= PROBLEM STATEMENT =
Set each entry down verbatim, omitting images.

= MATERIALS PROVIDED =
- - -
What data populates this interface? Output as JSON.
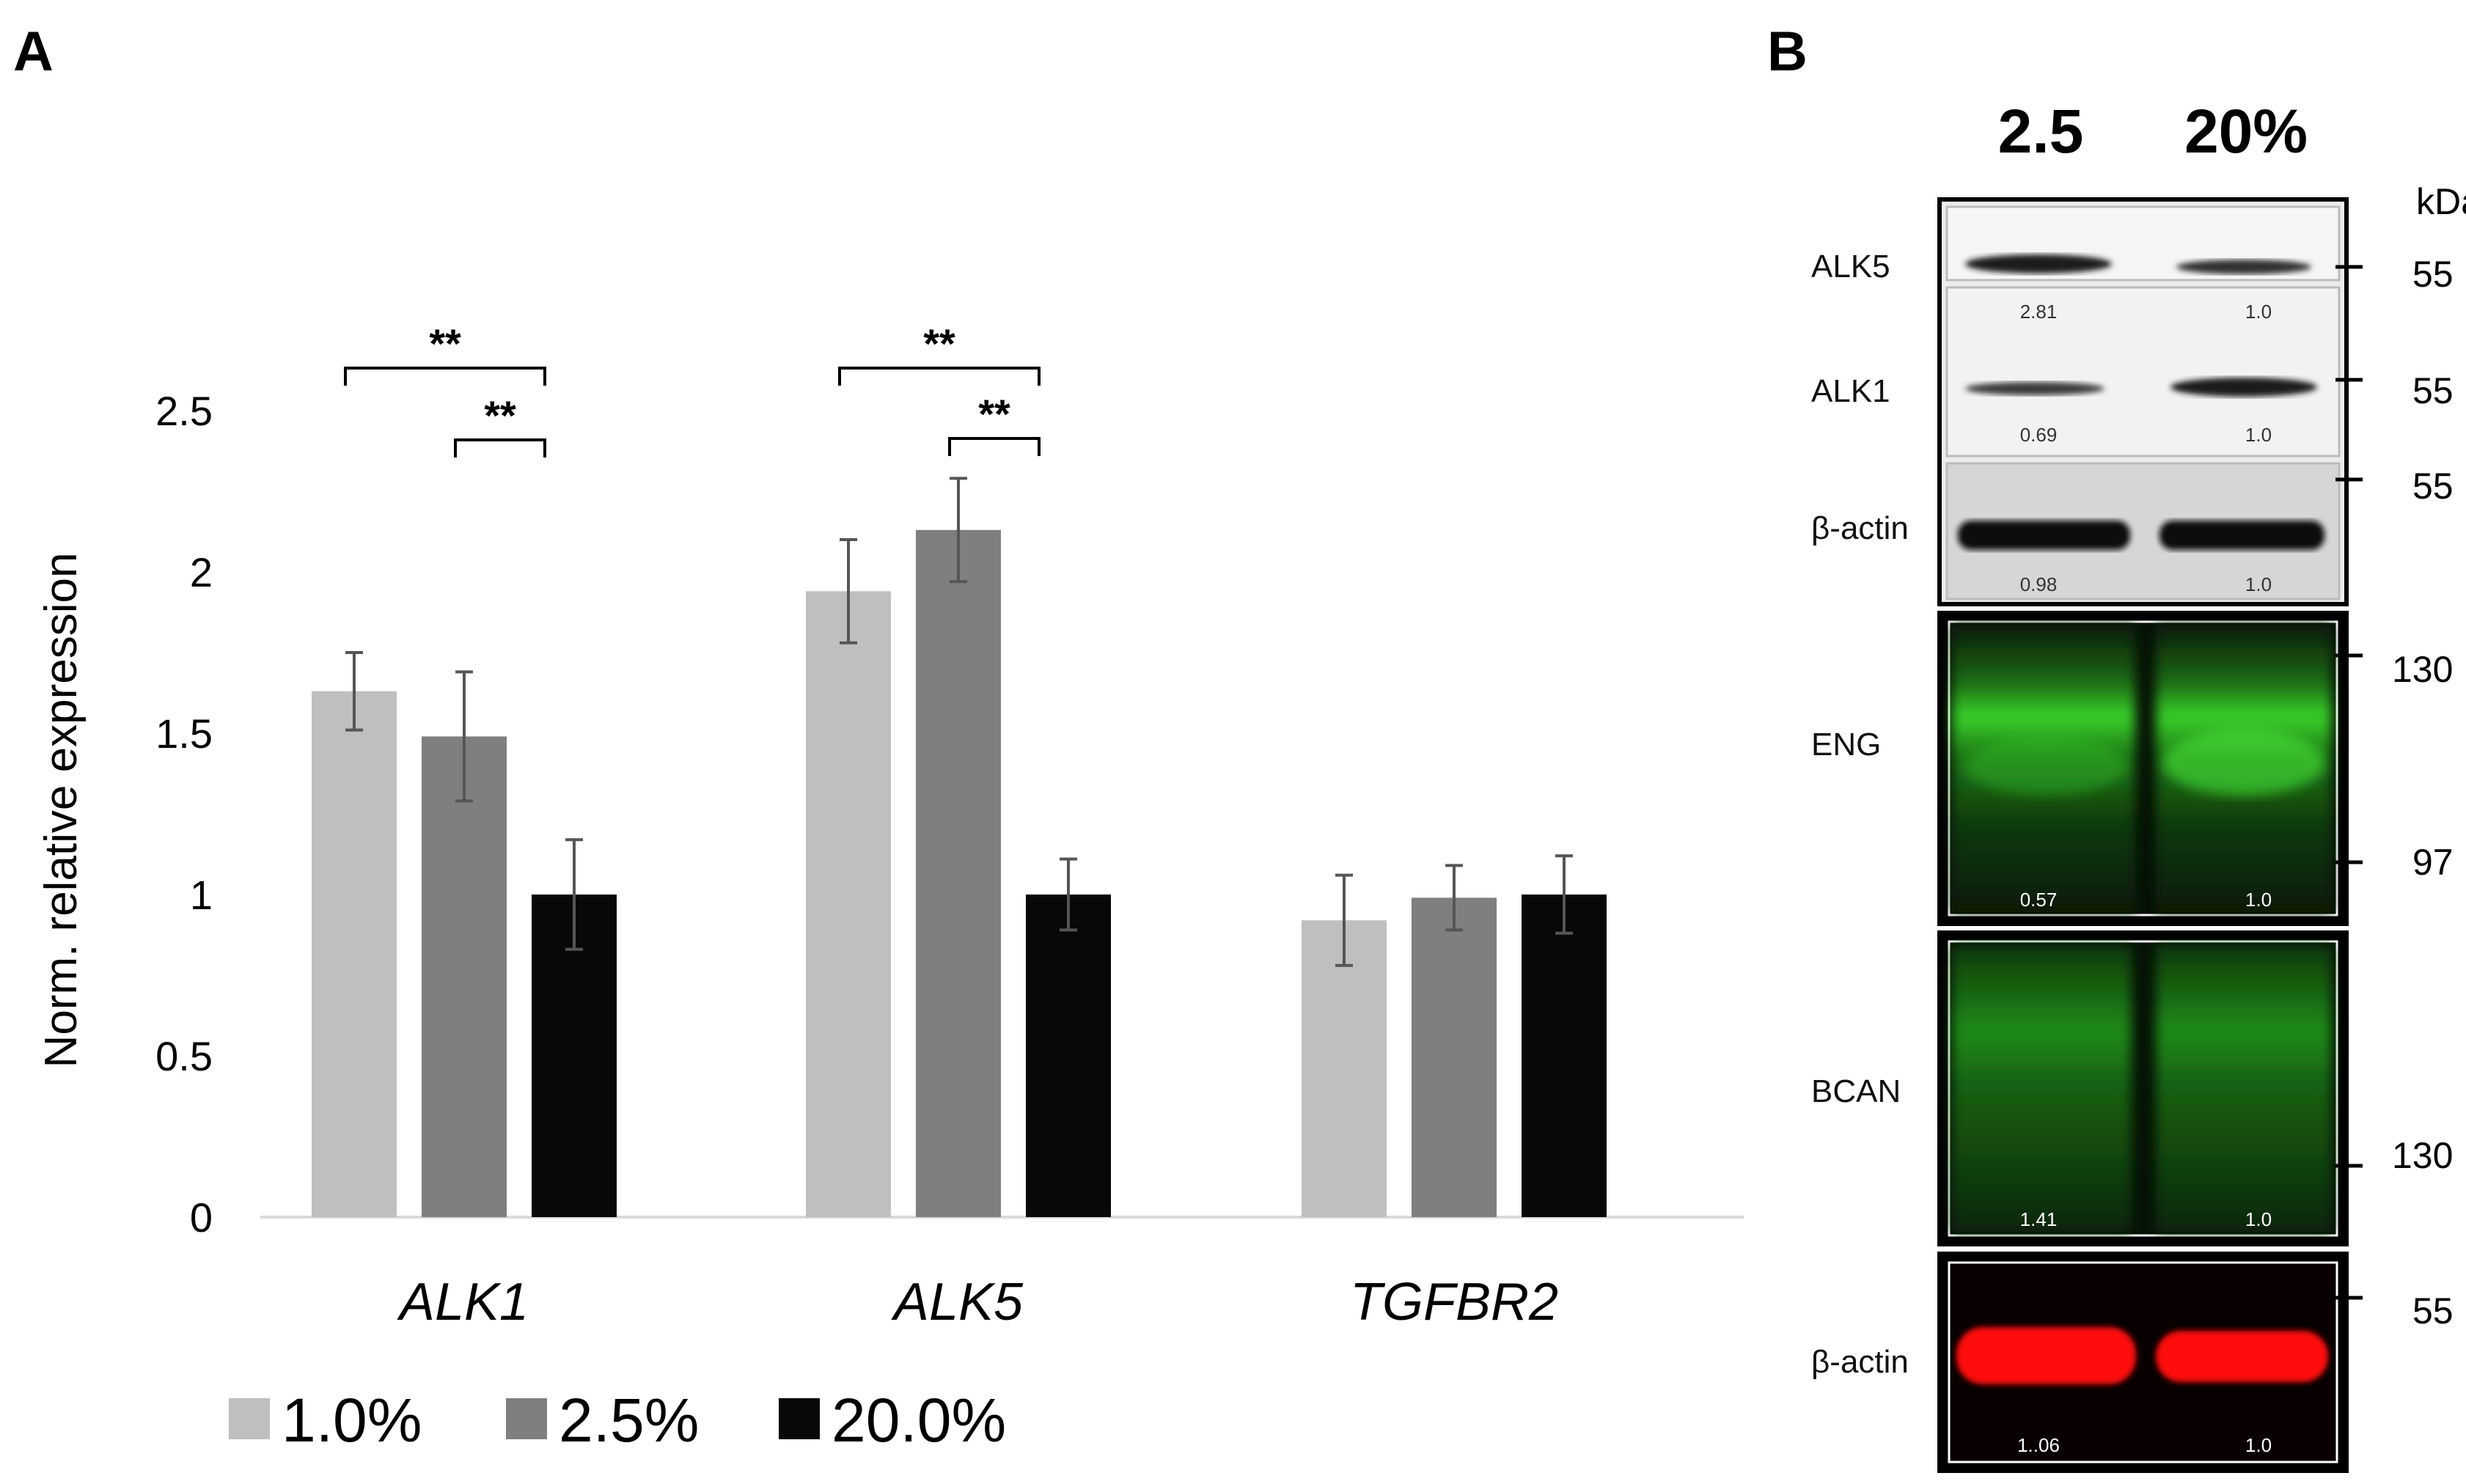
{
  "panel_a_label": "A",
  "panel_b_label": "B",
  "chart_data": {
    "type": "bar",
    "title": "",
    "xlabel": "",
    "ylabel": "Norm. relative expression",
    "ylim": [
      0,
      2.5
    ],
    "yticks": [
      "0",
      "0.5",
      "1",
      "1.5",
      "2",
      "2.5"
    ],
    "categories": [
      "ALK1",
      "ALK5",
      "TGFBR2"
    ],
    "series": [
      {
        "name": "1.0%",
        "color": "#bfbfbf",
        "values": [
          1.63,
          1.94,
          0.92
        ],
        "errors": [
          0.12,
          0.16,
          0.14
        ]
      },
      {
        "name": "2.5%",
        "color": "#7f7f7f",
        "values": [
          1.49,
          2.13,
          0.99
        ],
        "errors": [
          0.2,
          0.16,
          0.1
        ]
      },
      {
        "name": "20.0%",
        "color": "#080808",
        "values": [
          1.0,
          1.0,
          1.0
        ],
        "errors": [
          0.17,
          0.11,
          0.12
        ]
      }
    ],
    "significance": [
      {
        "category": "ALK1",
        "from": "1.0%",
        "to": "20.0%",
        "label": "**"
      },
      {
        "category": "ALK1",
        "from": "2.5%",
        "to": "20.0%",
        "label": "**"
      },
      {
        "category": "ALK5",
        "from": "1.0%",
        "to": "20.0%",
        "label": "**"
      },
      {
        "category": "ALK5",
        "from": "2.5%",
        "to": "20.0%",
        "label": "**"
      }
    ],
    "legend_position": "bottom"
  },
  "blot": {
    "columns": [
      "2.5",
      "20%"
    ],
    "kda_unit": "kDa",
    "rows": [
      {
        "label": "ALK5",
        "quant": [
          "2.81",
          "1.0"
        ]
      },
      {
        "label": "ALK1",
        "quant": [
          "0.69",
          "1.0"
        ]
      },
      {
        "label": "β-actin",
        "quant": [
          "0.98",
          "1.0"
        ]
      },
      {
        "label": "ENG",
        "quant": [
          "0.57",
          "1.0"
        ]
      },
      {
        "label": "BCAN",
        "quant": [
          "1.41",
          "1.0"
        ]
      },
      {
        "label": "β-actin",
        "quant": [
          "1..06",
          "1.0"
        ]
      }
    ],
    "markers": [
      "55",
      "55",
      "55",
      "130",
      "97",
      "130",
      "55"
    ]
  }
}
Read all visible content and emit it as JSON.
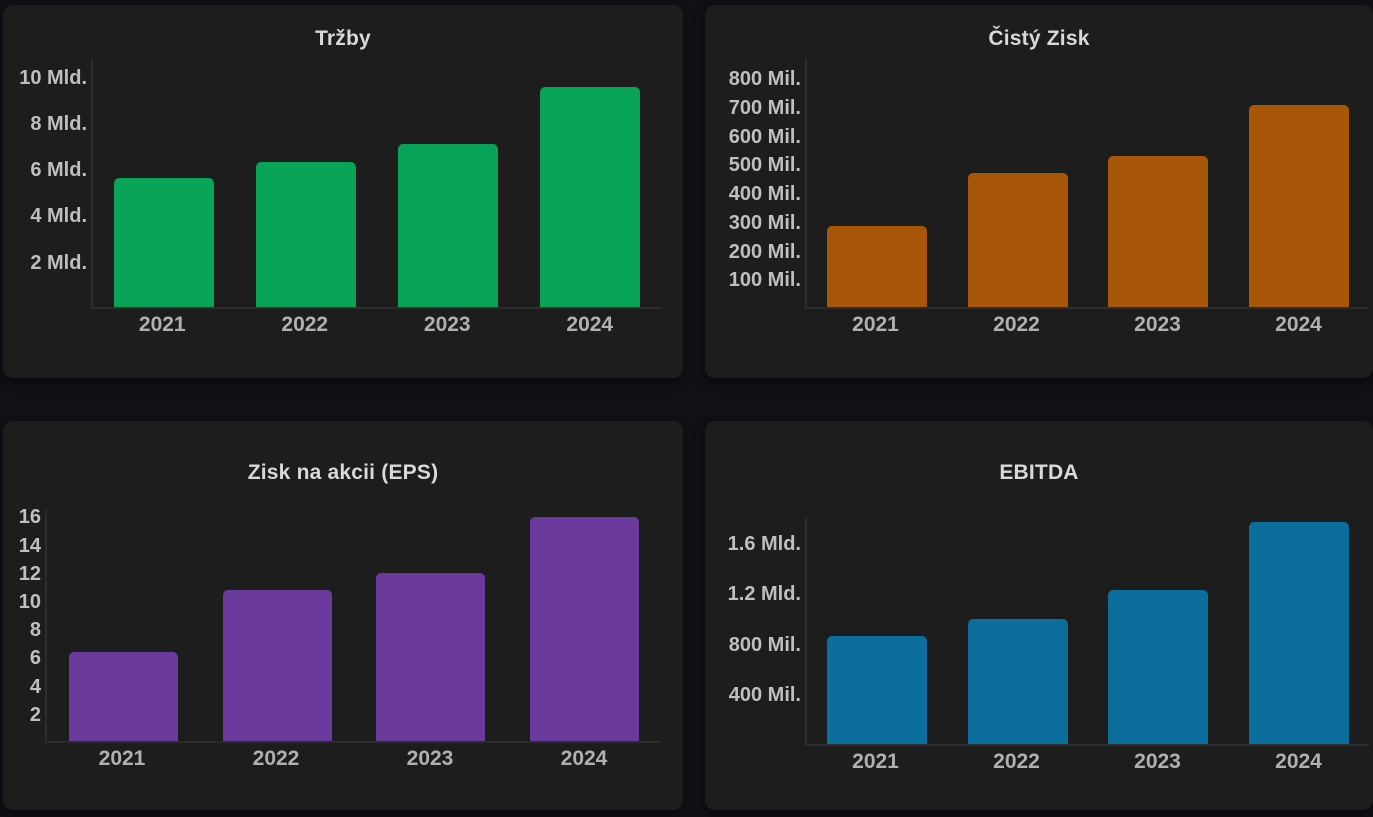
{
  "page": {
    "background_color": "#0f1117",
    "panel_color": "#1d1d1d",
    "axis_line_color": "#2c2c2e",
    "title_color": "#d7d9db",
    "tick_label_color": "#bdbfc1"
  },
  "chart_data": [
    {
      "type": "bar",
      "title": "Tržby",
      "categories": [
        "2021",
        "2022",
        "2023",
        "2024"
      ],
      "values": [
        5.6,
        6.3,
        7.1,
        9.6
      ],
      "unit": "Mld.",
      "bar_color": "#09a358",
      "yticks": [
        {
          "v": 2,
          "label": "2 Mld."
        },
        {
          "v": 4,
          "label": "4 Mld."
        },
        {
          "v": 6,
          "label": "6 Mld."
        },
        {
          "v": 8,
          "label": "8 Mld."
        },
        {
          "v": 10,
          "label": "10 Mld."
        }
      ],
      "ylim": [
        0,
        10.8
      ],
      "grid": false,
      "legend": false
    },
    {
      "type": "bar",
      "title": "Čistý Zisk",
      "categories": [
        "2021",
        "2022",
        "2023",
        "2024"
      ],
      "values": [
        285,
        470,
        530,
        710
      ],
      "unit": "Mil.",
      "bar_color": "#a85607",
      "yticks": [
        {
          "v": 100,
          "label": "100 Mil."
        },
        {
          "v": 200,
          "label": "200 Mil."
        },
        {
          "v": 300,
          "label": "300 Mil."
        },
        {
          "v": 400,
          "label": "400 Mil."
        },
        {
          "v": 500,
          "label": "500 Mil."
        },
        {
          "v": 600,
          "label": "600 Mil."
        },
        {
          "v": 700,
          "label": "700 Mil."
        },
        {
          "v": 800,
          "label": "800 Mil."
        }
      ],
      "ylim": [
        0,
        870
      ],
      "grid": false,
      "legend": false
    },
    {
      "type": "bar",
      "title": "Zisk na akcii (EPS)",
      "categories": [
        "2021",
        "2022",
        "2023",
        "2024"
      ],
      "values": [
        6.4,
        10.8,
        12,
        16
      ],
      "unit": "",
      "bar_color": "#6a3b9d",
      "yticks": [
        {
          "v": 2,
          "label": "2"
        },
        {
          "v": 4,
          "label": "4"
        },
        {
          "v": 6,
          "label": "6"
        },
        {
          "v": 8,
          "label": "8"
        },
        {
          "v": 10,
          "label": "10"
        },
        {
          "v": 12,
          "label": "12"
        },
        {
          "v": 14,
          "label": "14"
        },
        {
          "v": 16,
          "label": "16"
        }
      ],
      "ylim": [
        0,
        16.6
      ],
      "grid": false,
      "legend": false
    },
    {
      "type": "bar",
      "title": "EBITDA",
      "categories": [
        "2021",
        "2022",
        "2023",
        "2024"
      ],
      "values": [
        860,
        1000,
        1230,
        1770
      ],
      "unit": "Mil.",
      "bar_color": "#0c6e9c",
      "yticks": [
        {
          "v": 400,
          "label": "400 Mil."
        },
        {
          "v": 800,
          "label": "800 Mil."
        },
        {
          "v": 1200,
          "label": "1.2 Mld."
        },
        {
          "v": 1600,
          "label": "1.6 Mld."
        }
      ],
      "ylim": [
        0,
        1810
      ],
      "grid": false,
      "legend": false
    }
  ]
}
- - -
= SOLUTION TO THE EXERCISE =
What data populates this interface? Output as JSON.
{
  "panel_a_label": "A",
  "panel_b_label": "B",
  "chart_data": {
    "type": "bar",
    "title": "",
    "xlabel": "",
    "ylabel": "Norm. relative expression",
    "ylim": [
      0,
      2.5
    ],
    "yticks": [
      "0",
      "0.5",
      "1",
      "1.5",
      "2",
      "2.5"
    ],
    "categories": [
      "ALK1",
      "ALK5",
      "TGFBR2"
    ],
    "series": [
      {
        "name": "1.0%",
        "color": "#bfbfbf",
        "values": [
          1.63,
          1.94,
          0.92
        ],
        "errors": [
          0.12,
          0.16,
          0.14
        ]
      },
      {
        "name": "2.5%",
        "color": "#7f7f7f",
        "values": [
          1.49,
          2.13,
          0.99
        ],
        "errors": [
          0.2,
          0.16,
          0.1
        ]
      },
      {
        "name": "20.0%",
        "color": "#080808",
        "values": [
          1.0,
          1.0,
          1.0
        ],
        "errors": [
          0.17,
          0.11,
          0.12
        ]
      }
    ],
    "significance": [
      {
        "category": "ALK1",
        "from": "1.0%",
        "to": "20.0%",
        "label": "**"
      },
      {
        "category": "ALK1",
        "from": "2.5%",
        "to": "20.0%",
        "label": "**"
      },
      {
        "category": "ALK5",
        "from": "1.0%",
        "to": "20.0%",
        "label": "**"
      },
      {
        "category": "ALK5",
        "from": "2.5%",
        "to": "20.0%",
        "label": "**"
      }
    ],
    "legend_position": "bottom"
  },
  "blot": {
    "columns": [
      "2.5",
      "20%"
    ],
    "kda_unit": "kDa",
    "rows": [
      {
        "label": "ALK5",
        "quant": [
          "2.81",
          "1.0"
        ]
      },
      {
        "label": "ALK1",
        "quant": [
          "0.69",
          "1.0"
        ]
      },
      {
        "label": "β-actin",
        "quant": [
          "0.98",
          "1.0"
        ]
      },
      {
        "label": "ENG",
        "quant": [
          "0.57",
          "1.0"
        ]
      },
      {
        "label": "BCAN",
        "quant": [
          "1.41",
          "1.0"
        ]
      },
      {
        "label": "β-actin",
        "quant": [
          "1..06",
          "1.0"
        ]
      }
    ],
    "markers": [
      "55",
      "55",
      "55",
      "130",
      "97",
      "130",
      "55"
    ]
  }
}
Read all visible content and emit it as JSON.
{
  "page": {
    "background_color": "#0f1117",
    "panel_color": "#1d1d1d",
    "axis_line_color": "#2c2c2e",
    "title_color": "#d7d9db",
    "tick_label_color": "#bdbfc1"
  },
  "chart_data": [
    {
      "type": "bar",
      "title": "Tržby",
      "categories": [
        "2021",
        "2022",
        "2023",
        "2024"
      ],
      "values": [
        5.6,
        6.3,
        7.1,
        9.6
      ],
      "unit": "Mld.",
      "bar_color": "#09a358",
      "yticks": [
        {
          "v": 2,
          "label": "2 Mld."
        },
        {
          "v": 4,
          "label": "4 Mld."
        },
        {
          "v": 6,
          "label": "6 Mld."
        },
        {
          "v": 8,
          "label": "8 Mld."
        },
        {
          "v": 10,
          "label": "10 Mld."
        }
      ],
      "ylim": [
        0,
        10.8
      ],
      "grid": false,
      "legend": false
    },
    {
      "type": "bar",
      "title": "Čistý Zisk",
      "categories": [
        "2021",
        "2022",
        "2023",
        "2024"
      ],
      "values": [
        285,
        470,
        530,
        710
      ],
      "unit": "Mil.",
      "bar_color": "#a85607",
      "yticks": [
        {
          "v": 100,
          "label": "100 Mil."
        },
        {
          "v": 200,
          "label": "200 Mil."
        },
        {
          "v": 300,
          "label": "300 Mil."
        },
        {
          "v": 400,
          "label": "400 Mil."
        },
        {
          "v": 500,
          "label": "500 Mil."
        },
        {
          "v": 600,
          "label": "600 Mil."
        },
        {
          "v": 700,
          "label": "700 Mil."
        },
        {
          "v": 800,
          "label": "800 Mil."
        }
      ],
      "ylim": [
        0,
        870
      ],
      "grid": false,
      "legend": false
    },
    {
      "type": "bar",
      "title": "Zisk na akcii (EPS)",
      "categories": [
        "2021",
        "2022",
        "2023",
        "2024"
      ],
      "values": [
        6.4,
        10.8,
        12,
        16
      ],
      "unit": "",
      "bar_color": "#6a3b9d",
      "yticks": [
        {
          "v": 2,
          "label": "2"
        },
        {
          "v": 4,
          "label": "4"
        },
        {
          "v": 6,
          "label": "6"
        },
        {
          "v": 8,
          "label": "8"
        },
        {
          "v": 10,
          "label": "10"
        },
        {
          "v": 12,
          "label": "12"
        },
        {
          "v": 14,
          "label": "14"
        },
        {
          "v": 16,
          "label": "16"
        }
      ],
      "ylim": [
        0,
        16.6
      ],
      "grid": false,
      "legend": false
    },
    {
      "type": "bar",
      "title": "EBITDA",
      "categories": [
        "2021",
        "2022",
        "2023",
        "2024"
      ],
      "values": [
        860,
        1000,
        1230,
        1770
      ],
      "unit": "Mil.",
      "bar_color": "#0c6e9c",
      "yticks": [
        {
          "v": 400,
          "label": "400 Mil."
        },
        {
          "v": 800,
          "label": "800 Mil."
        },
        {
          "v": 1200,
          "label": "1.2 Mld."
        },
        {
          "v": 1600,
          "label": "1.6 Mld."
        }
      ],
      "ylim": [
        0,
        1810
      ],
      "grid": false,
      "legend": false
    }
  ]
}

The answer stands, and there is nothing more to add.